• Work to complete
Output each line of the material exactly as it stands.

• Material for the task
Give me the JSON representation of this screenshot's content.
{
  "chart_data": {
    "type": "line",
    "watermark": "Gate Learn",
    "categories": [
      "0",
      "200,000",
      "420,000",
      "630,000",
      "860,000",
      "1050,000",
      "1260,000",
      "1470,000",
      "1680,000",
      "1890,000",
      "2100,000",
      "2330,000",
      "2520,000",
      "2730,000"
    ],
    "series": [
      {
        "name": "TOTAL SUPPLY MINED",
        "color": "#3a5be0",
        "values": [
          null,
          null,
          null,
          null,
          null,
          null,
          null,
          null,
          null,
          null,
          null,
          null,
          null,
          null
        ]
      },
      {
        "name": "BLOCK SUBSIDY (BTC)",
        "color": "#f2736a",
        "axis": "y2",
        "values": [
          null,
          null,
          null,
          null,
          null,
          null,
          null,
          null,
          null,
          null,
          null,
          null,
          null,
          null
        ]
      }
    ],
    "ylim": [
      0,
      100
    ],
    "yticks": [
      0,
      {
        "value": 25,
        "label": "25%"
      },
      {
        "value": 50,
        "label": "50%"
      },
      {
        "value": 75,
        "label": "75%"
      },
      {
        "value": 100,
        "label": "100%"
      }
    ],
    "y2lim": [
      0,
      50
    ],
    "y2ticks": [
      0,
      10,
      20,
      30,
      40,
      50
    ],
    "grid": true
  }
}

• Solution for this problem
Give me the JSON representation of this screenshot's content.
{
  "chart_data": {
    "type": "line",
    "watermark": "Gate Learn",
    "categories": [
      "0",
      "200,000",
      "420,000",
      "630,000",
      "860,000",
      "1050,000",
      "1260,000",
      "1470,000",
      "1680,000",
      "1890,000",
      "2100,000",
      "2330,000",
      "2520,000",
      "2730,000"
    ],
    "series": [
      {
        "name": "TOTAL SUPPLY MINED",
        "color": "#3a5be0",
        "values": [
          null,
          null,
          null,
          null,
          null,
          null,
          null,
          null,
          null,
          null,
          null,
          null,
          null,
          null
        ]
      },
      {
        "name": "BLOCK SUBSIDY (BTC)",
        "color": "#f2736a",
        "axis": "y2",
        "values": [
          null,
          null,
          null,
          null,
          null,
          null,
          null,
          null,
          null,
          null,
          null,
          null,
          null,
          null
        ]
      }
    ],
    "ylim": [
      0,
      100
    ],
    "yticks": [
      0,
      {
        "value": 25,
        "label": "25%"
      },
      {
        "value": 50,
        "label": "50%"
      },
      {
        "value": 75,
        "label": "75%"
      },
      {
        "value": 100,
        "label": "100%"
      }
    ],
    "y2lim": [
      0,
      50
    ],
    "y2ticks": [
      0,
      10,
      20,
      30,
      40,
      50
    ],
    "grid": true
  }
}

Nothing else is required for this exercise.